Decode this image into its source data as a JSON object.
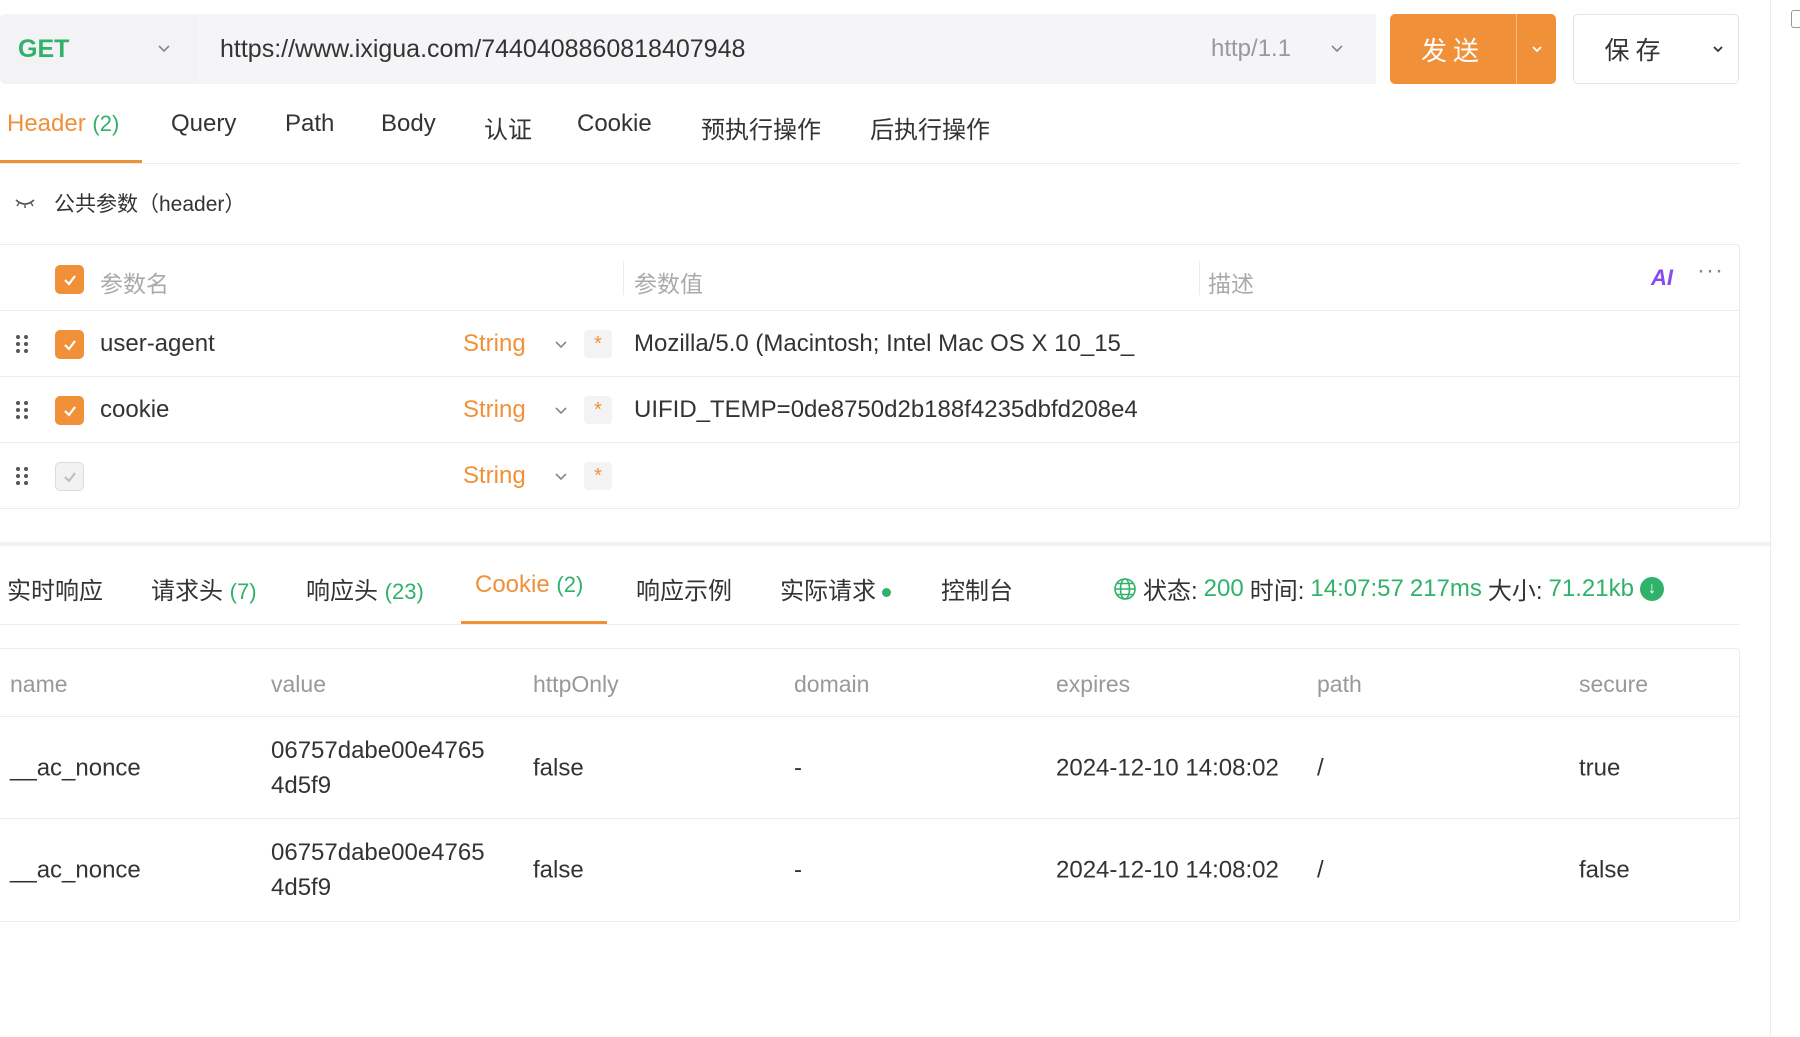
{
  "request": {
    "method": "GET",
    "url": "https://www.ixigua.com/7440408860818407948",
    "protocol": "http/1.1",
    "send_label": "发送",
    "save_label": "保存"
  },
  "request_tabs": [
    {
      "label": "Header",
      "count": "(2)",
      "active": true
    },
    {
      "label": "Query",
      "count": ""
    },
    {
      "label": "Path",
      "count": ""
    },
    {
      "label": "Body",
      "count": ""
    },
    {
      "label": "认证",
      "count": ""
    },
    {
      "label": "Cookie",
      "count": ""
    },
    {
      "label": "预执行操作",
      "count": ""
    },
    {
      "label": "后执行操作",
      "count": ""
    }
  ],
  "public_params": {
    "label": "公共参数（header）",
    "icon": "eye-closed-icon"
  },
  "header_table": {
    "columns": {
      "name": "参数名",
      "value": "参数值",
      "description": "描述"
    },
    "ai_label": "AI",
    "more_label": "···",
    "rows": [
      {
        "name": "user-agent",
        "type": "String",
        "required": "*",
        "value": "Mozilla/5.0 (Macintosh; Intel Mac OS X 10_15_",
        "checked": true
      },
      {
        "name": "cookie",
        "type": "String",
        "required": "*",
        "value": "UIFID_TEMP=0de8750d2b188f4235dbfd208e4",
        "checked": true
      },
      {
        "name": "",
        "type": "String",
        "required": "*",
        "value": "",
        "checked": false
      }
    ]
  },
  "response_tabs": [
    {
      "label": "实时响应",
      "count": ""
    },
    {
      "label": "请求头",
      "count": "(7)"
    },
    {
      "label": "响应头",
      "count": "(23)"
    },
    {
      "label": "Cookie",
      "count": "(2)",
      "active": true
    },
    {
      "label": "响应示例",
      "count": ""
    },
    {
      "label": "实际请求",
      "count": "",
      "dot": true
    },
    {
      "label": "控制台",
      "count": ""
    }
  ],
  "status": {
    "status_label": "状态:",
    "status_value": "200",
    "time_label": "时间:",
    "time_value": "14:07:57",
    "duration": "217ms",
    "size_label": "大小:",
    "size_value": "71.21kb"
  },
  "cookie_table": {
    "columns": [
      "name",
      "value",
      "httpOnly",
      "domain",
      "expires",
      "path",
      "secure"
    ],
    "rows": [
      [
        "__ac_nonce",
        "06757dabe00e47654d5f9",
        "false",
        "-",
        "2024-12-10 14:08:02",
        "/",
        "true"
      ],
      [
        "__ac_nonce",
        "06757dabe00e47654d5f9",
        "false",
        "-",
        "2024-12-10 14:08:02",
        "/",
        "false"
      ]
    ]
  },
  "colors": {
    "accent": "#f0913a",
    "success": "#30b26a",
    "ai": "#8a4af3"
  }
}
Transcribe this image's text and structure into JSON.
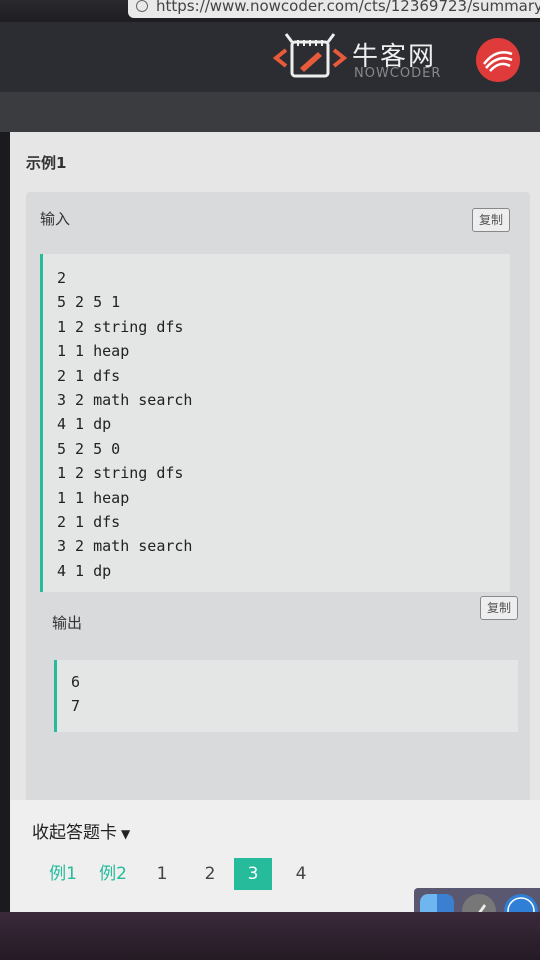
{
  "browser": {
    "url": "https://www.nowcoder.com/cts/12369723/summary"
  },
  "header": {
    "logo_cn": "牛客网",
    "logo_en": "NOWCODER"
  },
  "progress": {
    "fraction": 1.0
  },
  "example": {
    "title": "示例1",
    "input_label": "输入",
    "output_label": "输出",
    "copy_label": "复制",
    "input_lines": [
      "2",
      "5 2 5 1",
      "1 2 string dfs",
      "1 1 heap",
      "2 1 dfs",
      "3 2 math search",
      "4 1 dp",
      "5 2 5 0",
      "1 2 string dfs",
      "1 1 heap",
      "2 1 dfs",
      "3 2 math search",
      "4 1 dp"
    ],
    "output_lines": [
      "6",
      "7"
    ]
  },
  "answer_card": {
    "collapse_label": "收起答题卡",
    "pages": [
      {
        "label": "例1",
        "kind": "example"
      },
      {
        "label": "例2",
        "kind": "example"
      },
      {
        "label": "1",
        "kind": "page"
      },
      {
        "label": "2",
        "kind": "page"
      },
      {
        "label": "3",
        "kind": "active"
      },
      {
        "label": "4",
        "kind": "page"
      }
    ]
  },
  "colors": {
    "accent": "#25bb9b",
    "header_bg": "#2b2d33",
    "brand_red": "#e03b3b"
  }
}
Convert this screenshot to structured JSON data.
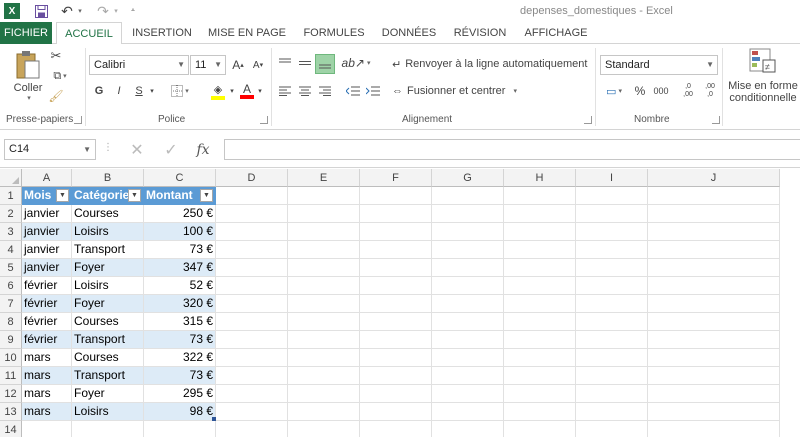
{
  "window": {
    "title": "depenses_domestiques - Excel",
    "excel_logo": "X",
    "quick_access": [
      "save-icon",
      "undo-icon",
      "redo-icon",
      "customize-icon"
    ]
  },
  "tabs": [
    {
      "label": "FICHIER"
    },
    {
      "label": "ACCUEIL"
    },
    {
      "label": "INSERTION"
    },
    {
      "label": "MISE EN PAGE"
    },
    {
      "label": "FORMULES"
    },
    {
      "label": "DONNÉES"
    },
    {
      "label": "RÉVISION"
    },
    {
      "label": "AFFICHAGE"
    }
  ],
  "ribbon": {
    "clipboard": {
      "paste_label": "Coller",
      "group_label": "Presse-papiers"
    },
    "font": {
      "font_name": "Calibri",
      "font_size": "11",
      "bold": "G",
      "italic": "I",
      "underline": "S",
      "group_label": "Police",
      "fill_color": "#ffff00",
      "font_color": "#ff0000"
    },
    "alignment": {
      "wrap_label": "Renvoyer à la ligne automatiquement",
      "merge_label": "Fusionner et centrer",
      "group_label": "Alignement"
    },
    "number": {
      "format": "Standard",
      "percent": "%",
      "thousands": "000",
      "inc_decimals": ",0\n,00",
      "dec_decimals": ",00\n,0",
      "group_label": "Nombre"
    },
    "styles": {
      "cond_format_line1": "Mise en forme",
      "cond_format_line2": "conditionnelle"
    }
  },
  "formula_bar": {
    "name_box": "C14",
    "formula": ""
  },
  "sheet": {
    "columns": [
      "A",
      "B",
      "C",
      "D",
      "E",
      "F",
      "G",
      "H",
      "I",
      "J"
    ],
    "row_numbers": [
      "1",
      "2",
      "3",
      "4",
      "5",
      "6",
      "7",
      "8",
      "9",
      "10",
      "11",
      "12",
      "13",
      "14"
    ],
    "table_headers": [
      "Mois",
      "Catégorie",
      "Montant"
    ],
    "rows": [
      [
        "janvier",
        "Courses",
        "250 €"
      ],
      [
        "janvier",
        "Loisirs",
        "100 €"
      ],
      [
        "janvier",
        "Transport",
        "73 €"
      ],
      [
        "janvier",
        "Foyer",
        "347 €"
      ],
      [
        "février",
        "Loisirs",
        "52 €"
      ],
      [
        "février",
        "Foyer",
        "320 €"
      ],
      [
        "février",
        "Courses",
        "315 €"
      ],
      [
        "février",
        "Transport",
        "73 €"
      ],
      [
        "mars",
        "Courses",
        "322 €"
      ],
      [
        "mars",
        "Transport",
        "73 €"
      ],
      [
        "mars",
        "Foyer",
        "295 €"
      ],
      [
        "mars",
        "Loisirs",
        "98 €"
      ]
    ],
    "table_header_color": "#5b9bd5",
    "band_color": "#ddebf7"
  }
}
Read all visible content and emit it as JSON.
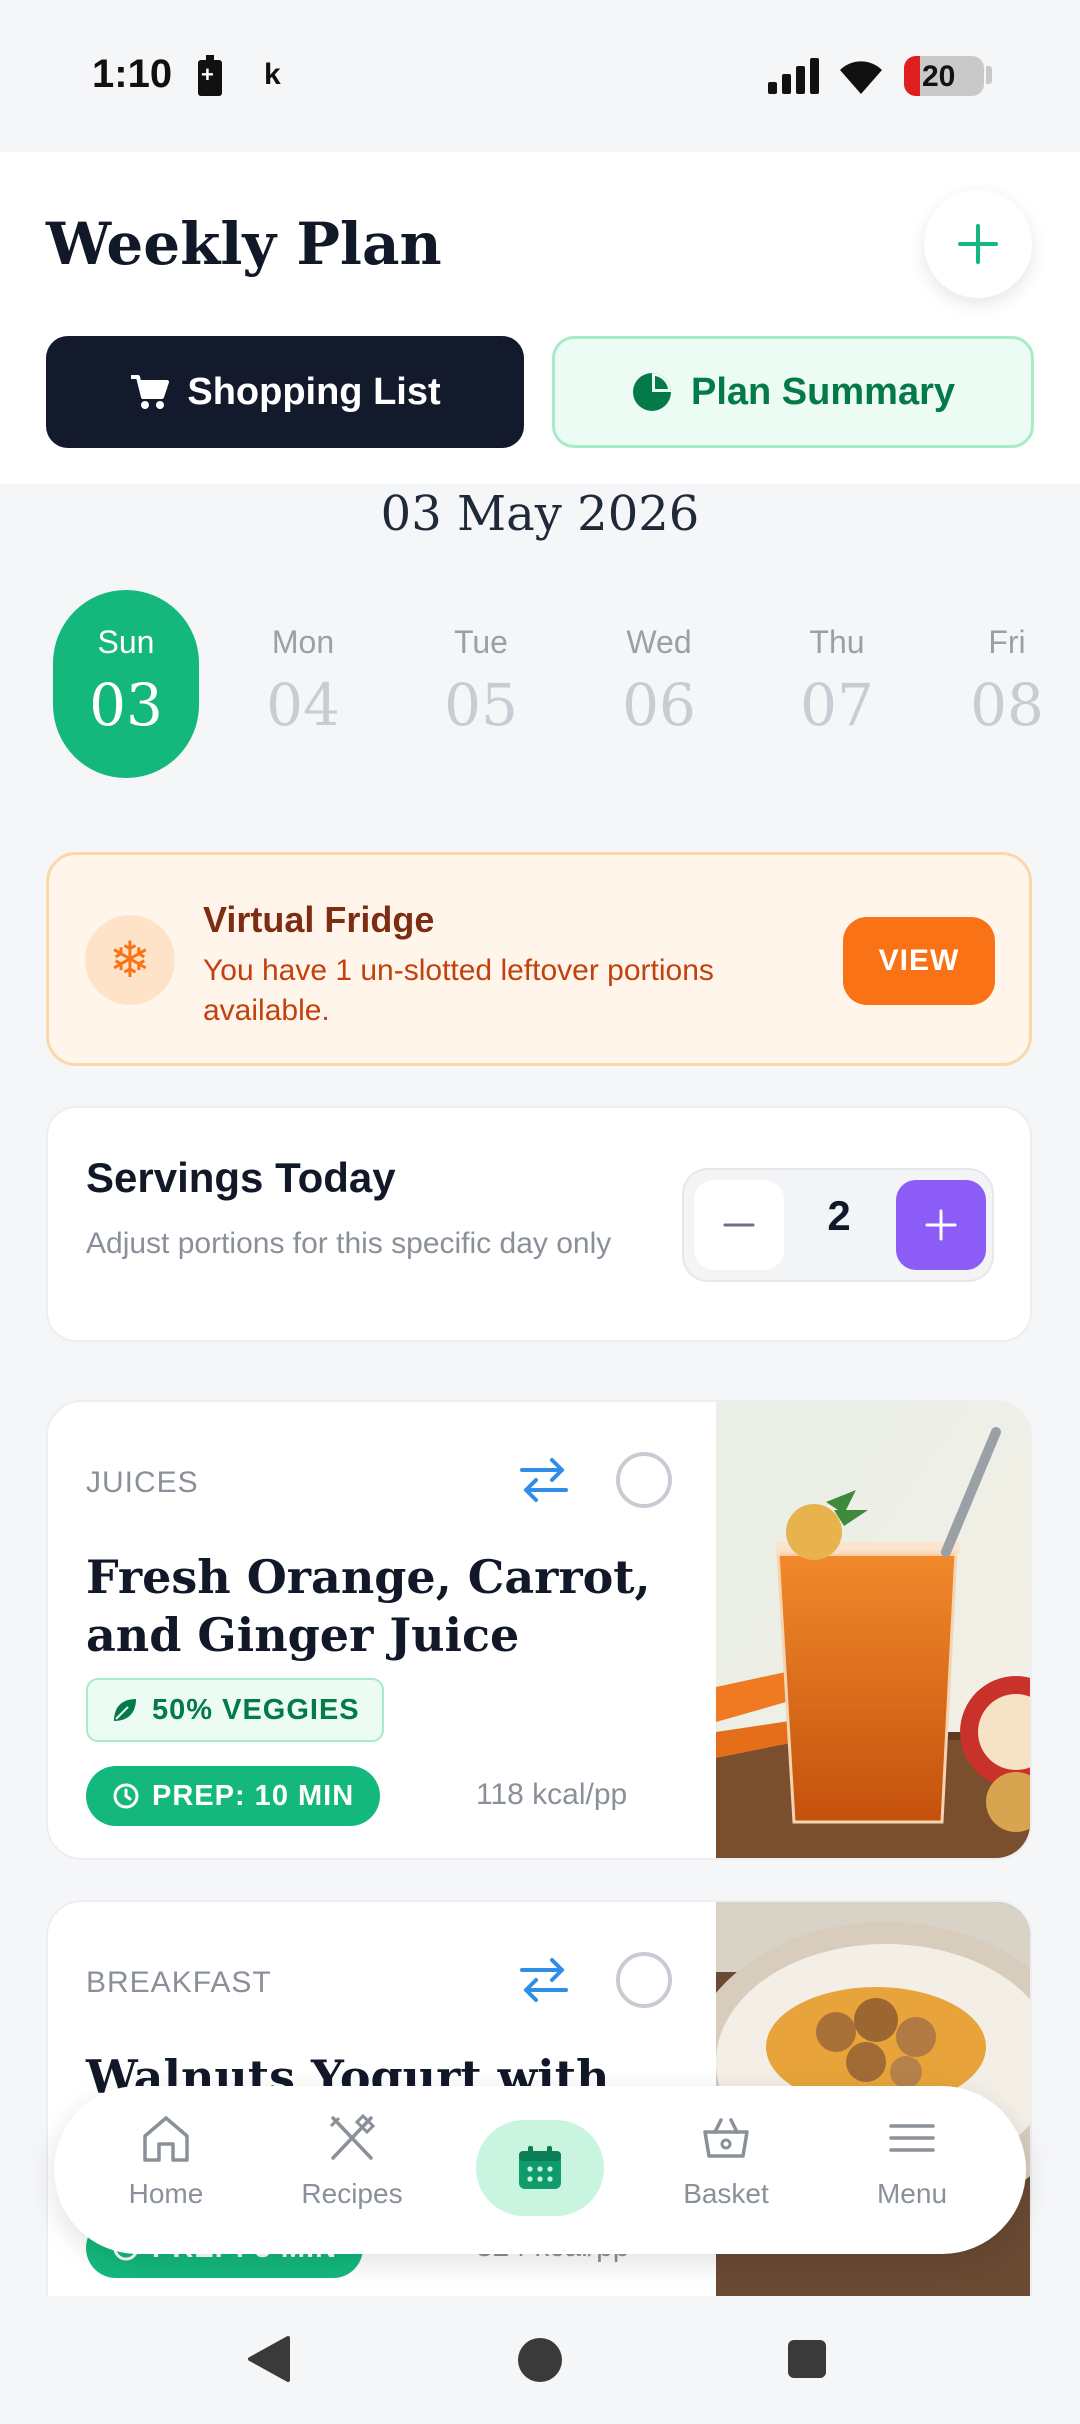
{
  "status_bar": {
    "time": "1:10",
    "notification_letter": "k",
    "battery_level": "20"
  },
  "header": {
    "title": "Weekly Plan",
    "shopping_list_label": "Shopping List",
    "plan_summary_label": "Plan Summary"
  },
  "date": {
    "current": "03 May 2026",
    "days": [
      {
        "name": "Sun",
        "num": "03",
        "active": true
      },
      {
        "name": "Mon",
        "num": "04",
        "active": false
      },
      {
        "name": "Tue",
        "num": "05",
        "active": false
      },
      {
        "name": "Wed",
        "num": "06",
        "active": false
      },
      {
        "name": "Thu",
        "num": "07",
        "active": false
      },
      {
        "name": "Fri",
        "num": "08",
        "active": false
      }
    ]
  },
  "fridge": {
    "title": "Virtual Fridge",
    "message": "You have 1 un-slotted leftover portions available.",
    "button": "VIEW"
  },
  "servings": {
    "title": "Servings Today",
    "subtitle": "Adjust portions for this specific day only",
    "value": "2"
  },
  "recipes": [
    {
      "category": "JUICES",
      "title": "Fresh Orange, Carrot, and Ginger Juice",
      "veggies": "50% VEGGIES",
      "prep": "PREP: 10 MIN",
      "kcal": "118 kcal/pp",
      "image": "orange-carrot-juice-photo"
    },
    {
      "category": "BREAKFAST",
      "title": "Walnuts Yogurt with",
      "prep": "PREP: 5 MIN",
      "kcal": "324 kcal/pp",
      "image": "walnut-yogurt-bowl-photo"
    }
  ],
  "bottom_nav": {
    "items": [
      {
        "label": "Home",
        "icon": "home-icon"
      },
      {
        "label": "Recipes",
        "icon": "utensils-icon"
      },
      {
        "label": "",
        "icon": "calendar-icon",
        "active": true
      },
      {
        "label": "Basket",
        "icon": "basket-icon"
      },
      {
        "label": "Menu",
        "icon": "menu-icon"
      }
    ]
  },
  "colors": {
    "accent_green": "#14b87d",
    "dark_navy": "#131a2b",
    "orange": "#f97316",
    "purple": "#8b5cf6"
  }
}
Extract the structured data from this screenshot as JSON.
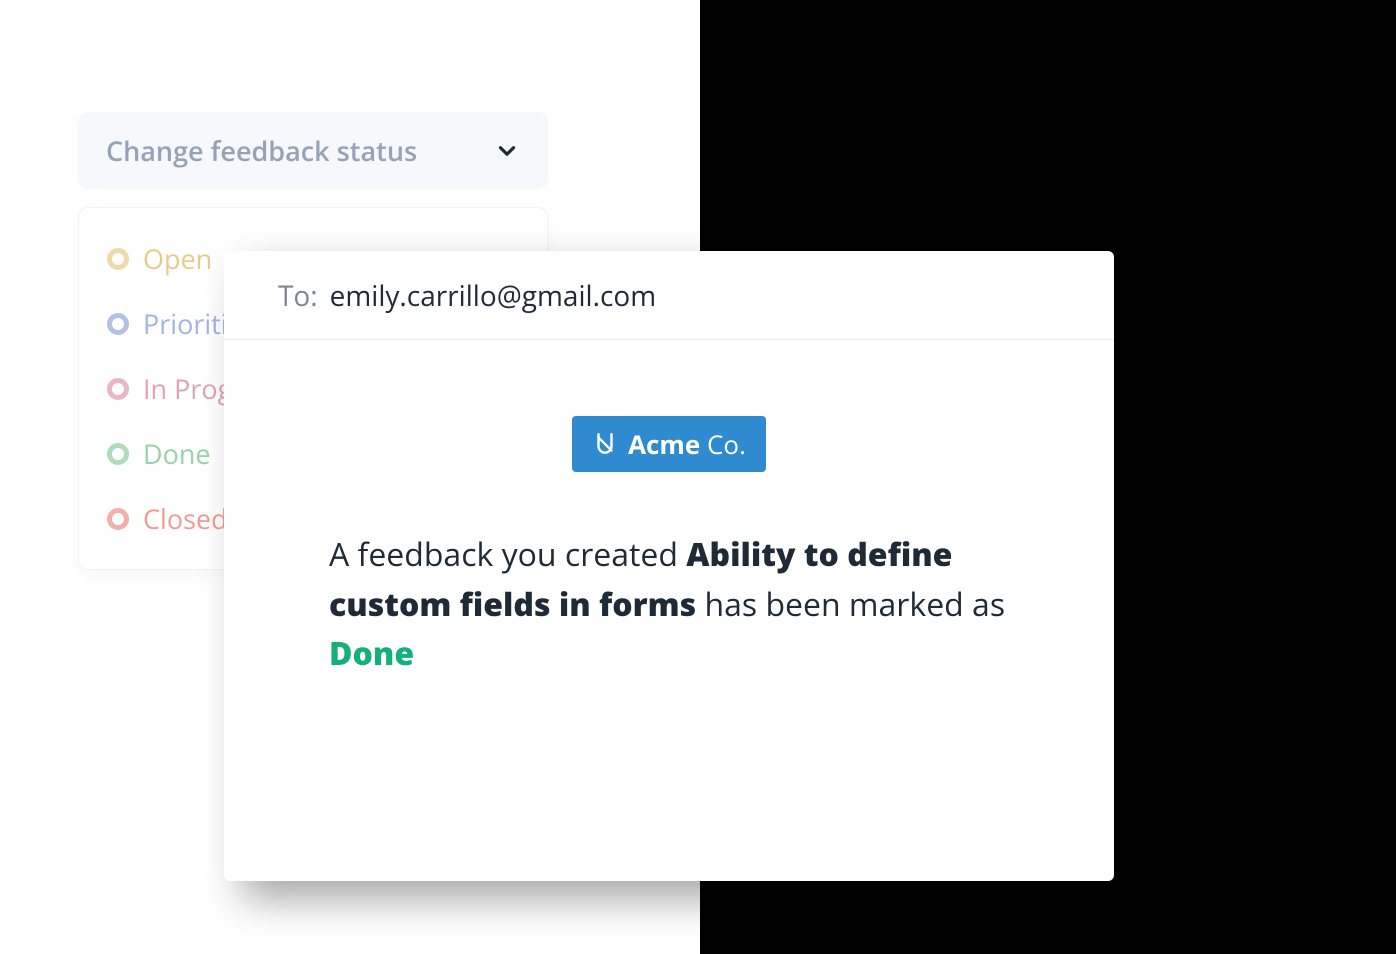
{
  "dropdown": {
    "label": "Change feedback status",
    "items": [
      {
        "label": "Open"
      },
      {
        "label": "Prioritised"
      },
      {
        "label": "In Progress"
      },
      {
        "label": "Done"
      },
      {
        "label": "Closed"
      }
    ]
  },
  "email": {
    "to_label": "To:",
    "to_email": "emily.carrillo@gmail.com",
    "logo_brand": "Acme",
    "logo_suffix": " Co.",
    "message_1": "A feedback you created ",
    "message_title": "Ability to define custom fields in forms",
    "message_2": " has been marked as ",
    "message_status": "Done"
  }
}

.....

STATED EXERCISE: Work out how many lines of the data above contain the string "JSON" and give the number alone.

EXERCISE ANSWER: 5